### Data in this exercise
---
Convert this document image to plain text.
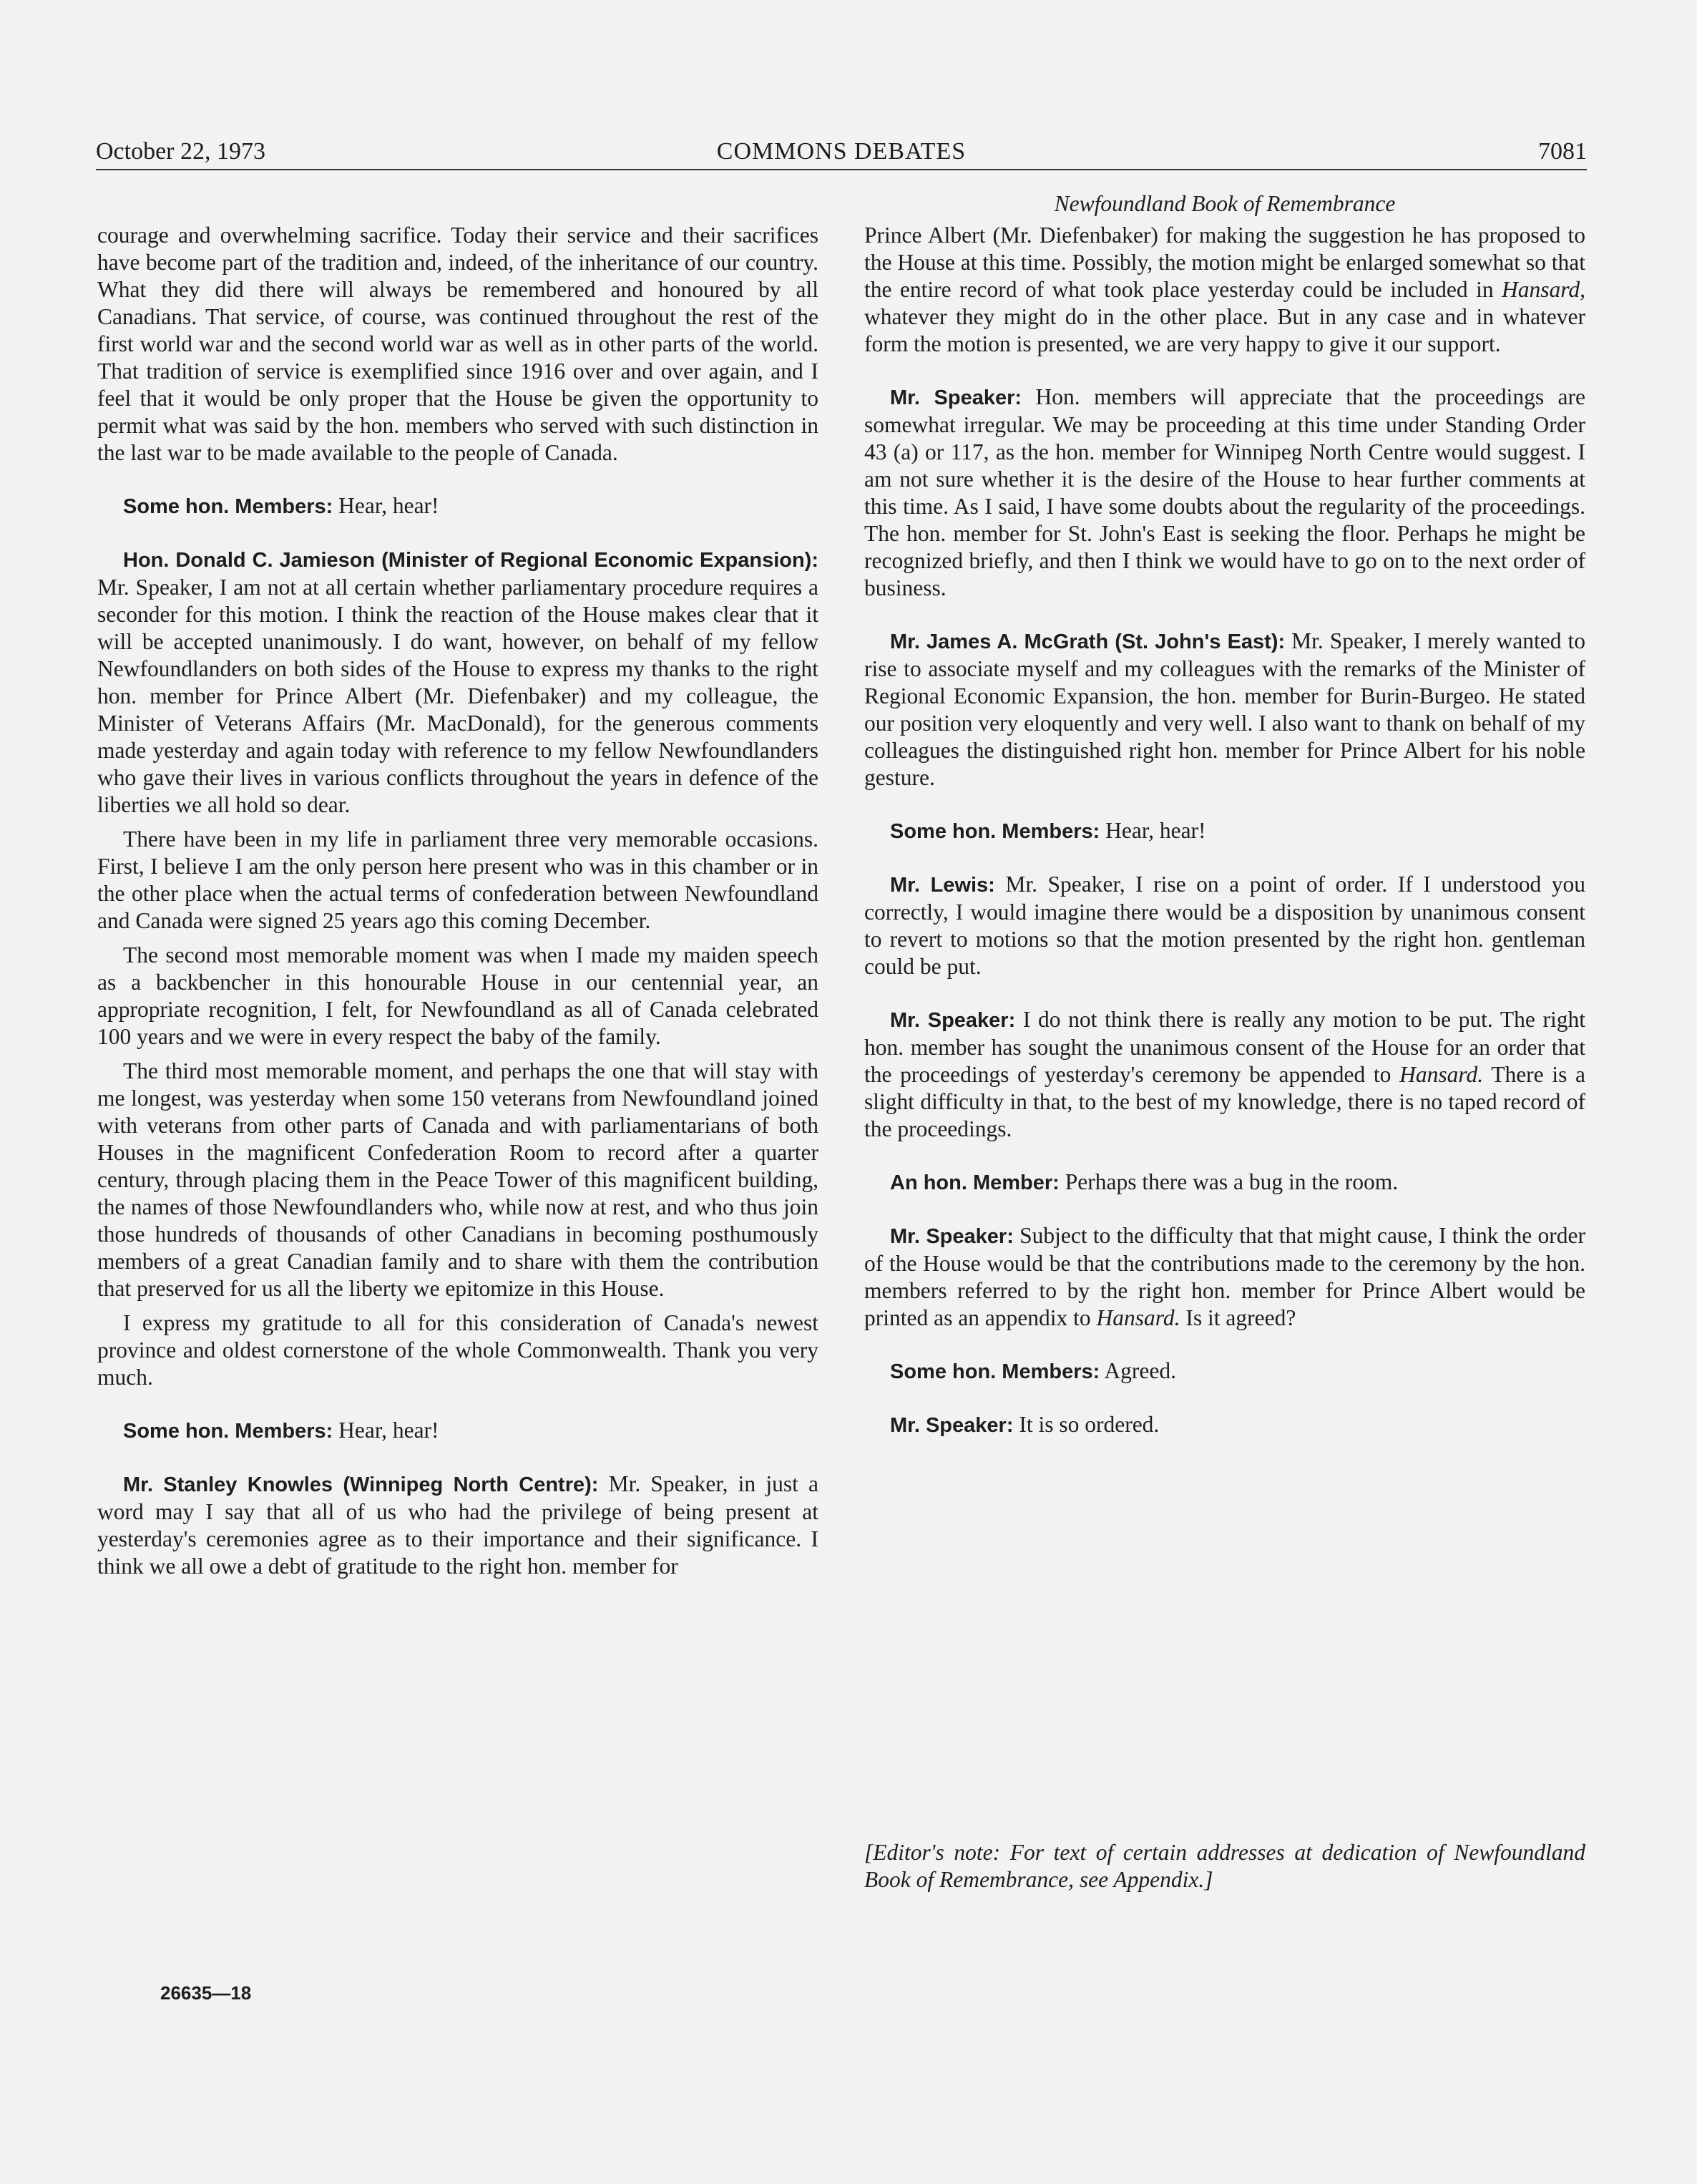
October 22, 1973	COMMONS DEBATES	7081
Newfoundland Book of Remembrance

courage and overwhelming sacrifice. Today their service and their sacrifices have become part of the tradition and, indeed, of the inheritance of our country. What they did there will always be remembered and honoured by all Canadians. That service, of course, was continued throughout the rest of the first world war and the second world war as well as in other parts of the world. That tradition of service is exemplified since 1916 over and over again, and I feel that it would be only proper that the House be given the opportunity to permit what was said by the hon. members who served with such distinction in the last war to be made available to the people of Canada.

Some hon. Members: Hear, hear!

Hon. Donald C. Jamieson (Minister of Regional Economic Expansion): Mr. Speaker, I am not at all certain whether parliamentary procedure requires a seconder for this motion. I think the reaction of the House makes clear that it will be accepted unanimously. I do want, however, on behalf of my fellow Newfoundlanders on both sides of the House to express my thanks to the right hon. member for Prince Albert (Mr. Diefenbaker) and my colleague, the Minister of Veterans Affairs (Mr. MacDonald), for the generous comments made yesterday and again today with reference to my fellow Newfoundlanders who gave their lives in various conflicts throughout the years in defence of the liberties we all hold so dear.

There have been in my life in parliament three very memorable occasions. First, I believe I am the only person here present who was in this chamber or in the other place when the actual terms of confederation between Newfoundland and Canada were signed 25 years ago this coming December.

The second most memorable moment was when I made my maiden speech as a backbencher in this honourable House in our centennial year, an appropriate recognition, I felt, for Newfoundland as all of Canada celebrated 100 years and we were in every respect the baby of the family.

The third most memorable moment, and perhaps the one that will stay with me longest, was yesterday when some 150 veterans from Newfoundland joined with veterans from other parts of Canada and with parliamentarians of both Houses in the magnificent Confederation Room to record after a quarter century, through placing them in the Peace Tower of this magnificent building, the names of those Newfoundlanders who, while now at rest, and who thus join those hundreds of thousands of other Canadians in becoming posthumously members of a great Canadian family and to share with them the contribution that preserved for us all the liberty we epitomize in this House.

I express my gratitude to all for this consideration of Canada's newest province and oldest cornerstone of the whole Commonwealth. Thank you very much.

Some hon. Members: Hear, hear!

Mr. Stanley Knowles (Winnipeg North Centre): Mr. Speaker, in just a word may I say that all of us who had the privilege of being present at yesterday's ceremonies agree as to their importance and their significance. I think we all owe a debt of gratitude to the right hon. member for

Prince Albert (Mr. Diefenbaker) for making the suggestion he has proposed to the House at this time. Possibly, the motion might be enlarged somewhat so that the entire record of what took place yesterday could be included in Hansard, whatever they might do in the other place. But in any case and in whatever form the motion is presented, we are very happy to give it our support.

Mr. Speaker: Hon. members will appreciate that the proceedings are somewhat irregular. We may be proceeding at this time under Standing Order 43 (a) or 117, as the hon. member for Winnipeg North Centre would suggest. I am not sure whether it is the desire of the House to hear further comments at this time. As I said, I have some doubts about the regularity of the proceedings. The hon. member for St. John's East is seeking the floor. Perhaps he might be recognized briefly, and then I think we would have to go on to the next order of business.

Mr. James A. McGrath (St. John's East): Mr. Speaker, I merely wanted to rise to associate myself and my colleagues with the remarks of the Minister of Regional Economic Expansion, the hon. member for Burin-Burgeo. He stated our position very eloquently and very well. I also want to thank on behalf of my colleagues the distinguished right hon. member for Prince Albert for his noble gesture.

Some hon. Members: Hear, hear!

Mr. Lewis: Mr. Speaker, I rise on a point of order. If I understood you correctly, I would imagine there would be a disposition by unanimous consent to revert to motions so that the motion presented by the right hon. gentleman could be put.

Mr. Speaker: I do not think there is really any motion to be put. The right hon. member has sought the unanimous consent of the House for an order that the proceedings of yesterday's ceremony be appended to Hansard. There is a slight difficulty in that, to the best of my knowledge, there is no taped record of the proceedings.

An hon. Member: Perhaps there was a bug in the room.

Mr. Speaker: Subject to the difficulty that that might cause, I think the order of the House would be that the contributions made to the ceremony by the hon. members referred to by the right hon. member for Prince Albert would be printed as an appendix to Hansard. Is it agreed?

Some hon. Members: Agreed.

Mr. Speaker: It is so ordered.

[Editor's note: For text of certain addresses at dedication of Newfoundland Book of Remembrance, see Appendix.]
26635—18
---
### Aim of the task
Check each line of the records for the word "place" and extract those that contain it.

### Reply to the exercise
There have been in my life in parliament three very memorable occasions. First, I believe I am the only person here present who was in this chamber or in the other place when the actual terms of confederation between Newfoundland and Canada were signed 25 years ago this coming December.
Prince Albert (Mr. Diefenbaker) for making the suggestion he has proposed to the House at this time. Possibly, the motion might be enlarged somewhat so that the entire record of what took place yesterday could be included in Hansard, whatever they might do in the other place. But in any case and in whatever form the motion is presented, we are very happy to give it our support.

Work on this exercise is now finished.